Stored items:
-=-=-

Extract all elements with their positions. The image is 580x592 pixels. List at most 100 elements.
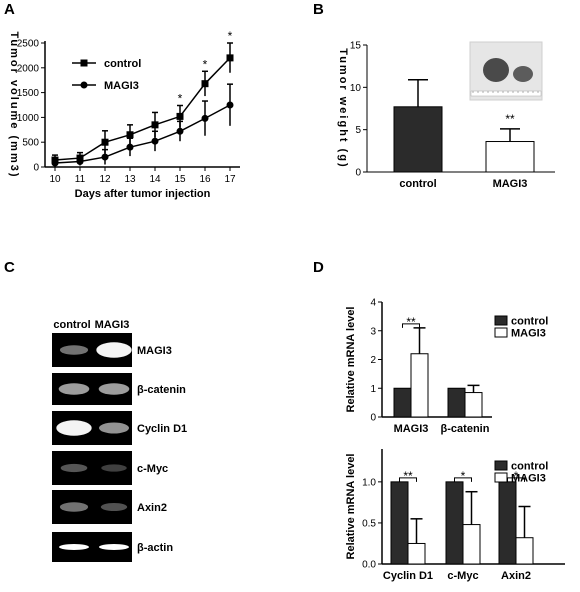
data-point-circle [201, 114, 209, 122]
gel-band [99, 544, 129, 550]
bar-control-MAGI3 [393, 387, 412, 418]
gel-band [59, 345, 89, 355]
panel-label-a: A [4, 1, 15, 18]
gel-band [59, 502, 89, 512]
y-tick-label: 1.0 [362, 477, 376, 488]
gel-band [59, 544, 89, 550]
gel-row-0: MAGI3 [52, 333, 172, 367]
x-tick-label: 11 [75, 174, 86, 185]
gel-strip [52, 451, 132, 485]
gel-row-5: β-actin [52, 532, 173, 562]
x-tick-label: 17 [224, 174, 236, 185]
y-tick-label: 3 [370, 326, 376, 337]
data-point-circle [51, 159, 59, 167]
bar-MAGI3-c-Myc [462, 524, 481, 565]
significance-star: * [228, 29, 233, 43]
gel-row-label: c-Myc [137, 463, 168, 475]
x-category-label: control [399, 178, 436, 190]
legend-label: control [511, 461, 548, 473]
data-point-circle [101, 153, 109, 161]
tumor-control [483, 58, 509, 82]
gel-row-label: β-actin [137, 542, 173, 554]
gel-row-2: Cyclin D1 [52, 411, 187, 445]
bar-MAGI3-MAGI3 [410, 353, 429, 418]
data-point-circle [126, 143, 134, 151]
x-category-label: β-catenin [441, 423, 490, 435]
significance-star: * [178, 91, 183, 105]
y-tick-label: 5 [355, 125, 361, 136]
x-category-label: Cyclin D1 [383, 570, 433, 582]
x-tick-label: 14 [149, 174, 161, 185]
significance-bracket [454, 477, 472, 482]
panel-c-gel: control MAGI3 MAGI3 β-catenin Cyclin D1 c-Myc… [52, 319, 187, 562]
x-tick-label: 12 [99, 174, 111, 185]
y-tick-label: 4 [370, 298, 376, 309]
y-axis-title: Tumor weight (g) [337, 48, 349, 168]
x-category-label: Axin2 [501, 570, 531, 582]
gel-band [100, 503, 128, 511]
legend-label: MAGI3 [511, 328, 546, 340]
gel-row-label: Axin2 [137, 502, 167, 514]
x-axis-title: Days after tumor injection [75, 188, 211, 200]
x-tick-label: 15 [174, 174, 186, 185]
data-point-circle [151, 137, 159, 145]
data-point-square [201, 80, 209, 88]
gel-strip [52, 490, 132, 524]
legend-swatch [494, 327, 508, 338]
legend-label: MAGI3 [511, 473, 546, 485]
y-tick-label: 2500 [17, 39, 40, 50]
gel-band [58, 383, 90, 395]
x-category-label: MAGI3 [394, 423, 429, 435]
significance-bracket [402, 323, 420, 328]
gel-row-label: Cyclin D1 [137, 423, 187, 435]
gel-column-label: control [53, 319, 90, 331]
y-tick-label: 0 [33, 163, 39, 174]
gel-band [60, 463, 88, 473]
legend-label: MAGI3 [104, 80, 139, 92]
legend-label: control [104, 58, 141, 70]
y-tick-label: 0.0 [362, 560, 376, 571]
bar-control-Axin2 [498, 481, 517, 565]
gel-column-label: MAGI3 [95, 319, 130, 331]
gel-row-label: MAGI3 [137, 345, 172, 357]
significance-star: * [203, 57, 208, 71]
y-tick-label: 2 [370, 355, 376, 366]
legend-marker-circle [80, 81, 88, 89]
gel-row-3: c-Myc [52, 451, 168, 485]
y-tick-label: 15 [350, 41, 362, 52]
legend-swatch [494, 315, 508, 326]
ruler [470, 90, 542, 97]
legend-marker-square [80, 59, 88, 67]
panel-label-c: C [4, 259, 15, 276]
data-point-square [151, 121, 159, 129]
panel-d-bottom-bar-chart: 0.0 0.5 1.0 Relative mRNA level Cyclin D1 c-M… [345, 449, 565, 582]
y-tick-label: 1 [370, 384, 376, 395]
data-point-square [226, 54, 234, 62]
gel-band [98, 383, 130, 395]
data-point-square [101, 138, 109, 146]
data-point-circle [226, 101, 234, 109]
y-tick-label: 2000 [17, 63, 40, 74]
gel-band [96, 342, 132, 358]
bar-control [393, 106, 443, 173]
y-axis-title: Tumor volume (mm3) [8, 31, 20, 178]
bar-control-Cyclin D1 [390, 481, 409, 565]
significance-bracket [399, 477, 417, 482]
bar-MAGI3-β-catenin [464, 392, 483, 418]
panel-a-line-chart: 0 500 1000 1500 2000 2500 10 11 12 13 14 15 16 17 Days… [8, 29, 240, 200]
y-tick-label: 500 [22, 138, 39, 149]
bar-MAGI3-Cyclin D1 [407, 542, 426, 565]
y-axis-title: Relative mRNA level [345, 307, 357, 413]
significance-star: ** [403, 469, 413, 483]
panel-label-d: D [313, 259, 324, 276]
y-tick-label: 0 [355, 168, 361, 179]
tumor-magi3 [513, 66, 533, 82]
x-tick-label: 10 [49, 174, 61, 185]
legend-swatch [494, 472, 508, 483]
y-tick-label: 0 [370, 413, 376, 424]
y-tick-label: 0.5 [362, 518, 376, 529]
x-tick-label: 16 [199, 174, 211, 185]
tumor-photo [469, 41, 543, 101]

-=-=-

- _Your assignment_: Each line above that contains the word "column" should be returned.

- _Reply to the task_:
gel-column-label: control [53, 319, 90, 331]
gel-column-label: MAGI3 [95, 319, 130, 331]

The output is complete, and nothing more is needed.